• [Given instruction]:
Reproduce the records below in full and exactly, without their images.

(Data listing)
┄┄┄┄┄┄┄┄┄┄┄┄┄┄┄┄┄┄┄┄

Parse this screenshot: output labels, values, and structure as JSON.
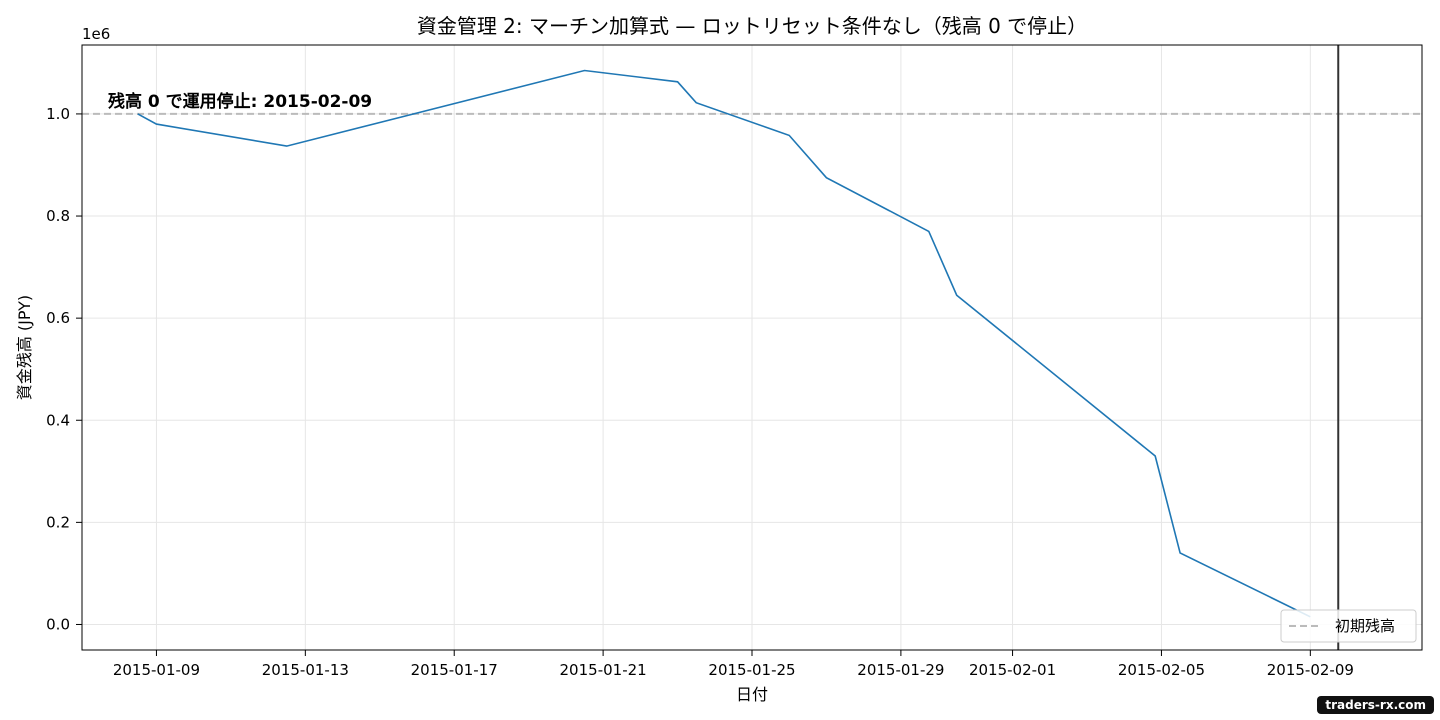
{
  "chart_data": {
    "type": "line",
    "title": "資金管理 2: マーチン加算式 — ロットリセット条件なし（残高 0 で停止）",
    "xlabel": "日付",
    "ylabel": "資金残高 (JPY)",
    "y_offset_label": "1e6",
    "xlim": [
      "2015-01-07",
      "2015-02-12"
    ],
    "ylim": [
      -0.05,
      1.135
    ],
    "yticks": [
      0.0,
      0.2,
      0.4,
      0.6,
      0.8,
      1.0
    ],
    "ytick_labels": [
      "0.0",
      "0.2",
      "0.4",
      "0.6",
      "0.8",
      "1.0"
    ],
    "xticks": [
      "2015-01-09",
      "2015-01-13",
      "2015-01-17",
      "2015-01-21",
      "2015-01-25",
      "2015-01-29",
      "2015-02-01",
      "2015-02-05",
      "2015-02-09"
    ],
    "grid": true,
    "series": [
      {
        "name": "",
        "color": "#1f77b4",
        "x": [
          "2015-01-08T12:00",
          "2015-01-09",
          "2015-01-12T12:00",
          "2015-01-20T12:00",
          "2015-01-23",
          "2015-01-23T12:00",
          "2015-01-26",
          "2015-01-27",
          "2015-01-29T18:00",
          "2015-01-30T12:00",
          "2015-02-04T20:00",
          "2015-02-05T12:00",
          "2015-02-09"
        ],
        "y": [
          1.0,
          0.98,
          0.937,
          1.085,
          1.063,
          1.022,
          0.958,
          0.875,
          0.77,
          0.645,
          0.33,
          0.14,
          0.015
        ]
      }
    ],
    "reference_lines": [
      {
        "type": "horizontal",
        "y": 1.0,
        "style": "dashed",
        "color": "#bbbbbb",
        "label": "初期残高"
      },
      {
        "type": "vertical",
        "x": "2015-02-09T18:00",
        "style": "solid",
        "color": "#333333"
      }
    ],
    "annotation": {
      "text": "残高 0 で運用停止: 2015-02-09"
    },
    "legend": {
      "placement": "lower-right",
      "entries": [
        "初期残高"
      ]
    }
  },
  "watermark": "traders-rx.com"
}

┄┄┄┄┄┄┄┄┄┄┄┄┄┄┄┄┄┄┄┄

• [Response]:
Parse this screenshot: output labels, values, and structure as JSON.
{
  "chart_data": {
    "type": "line",
    "title": "資金管理 2: マーチン加算式 — ロットリセット条件なし（残高 0 で停止）",
    "xlabel": "日付",
    "ylabel": "資金残高 (JPY)",
    "y_offset_label": "1e6",
    "xlim": [
      "2015-01-07",
      "2015-02-12"
    ],
    "ylim": [
      -0.05,
      1.135
    ],
    "yticks": [
      0.0,
      0.2,
      0.4,
      0.6,
      0.8,
      1.0
    ],
    "ytick_labels": [
      "0.0",
      "0.2",
      "0.4",
      "0.6",
      "0.8",
      "1.0"
    ],
    "xticks": [
      "2015-01-09",
      "2015-01-13",
      "2015-01-17",
      "2015-01-21",
      "2015-01-25",
      "2015-01-29",
      "2015-02-01",
      "2015-02-05",
      "2015-02-09"
    ],
    "grid": true,
    "series": [
      {
        "name": "",
        "color": "#1f77b4",
        "x": [
          "2015-01-08T12:00",
          "2015-01-09",
          "2015-01-12T12:00",
          "2015-01-20T12:00",
          "2015-01-23",
          "2015-01-23T12:00",
          "2015-01-26",
          "2015-01-27",
          "2015-01-29T18:00",
          "2015-01-30T12:00",
          "2015-02-04T20:00",
          "2015-02-05T12:00",
          "2015-02-09"
        ],
        "y": [
          1.0,
          0.98,
          0.937,
          1.085,
          1.063,
          1.022,
          0.958,
          0.875,
          0.77,
          0.645,
          0.33,
          0.14,
          0.015
        ]
      }
    ],
    "reference_lines": [
      {
        "type": "horizontal",
        "y": 1.0,
        "style": "dashed",
        "color": "#bbbbbb",
        "label": "初期残高"
      },
      {
        "type": "vertical",
        "x": "2015-02-09T18:00",
        "style": "solid",
        "color": "#333333"
      }
    ],
    "annotation": {
      "text": "残高 0 で運用停止: 2015-02-09"
    },
    "legend": {
      "placement": "lower-right",
      "entries": [
        "初期残高"
      ]
    }
  },
  "watermark": "traders-rx.com"
}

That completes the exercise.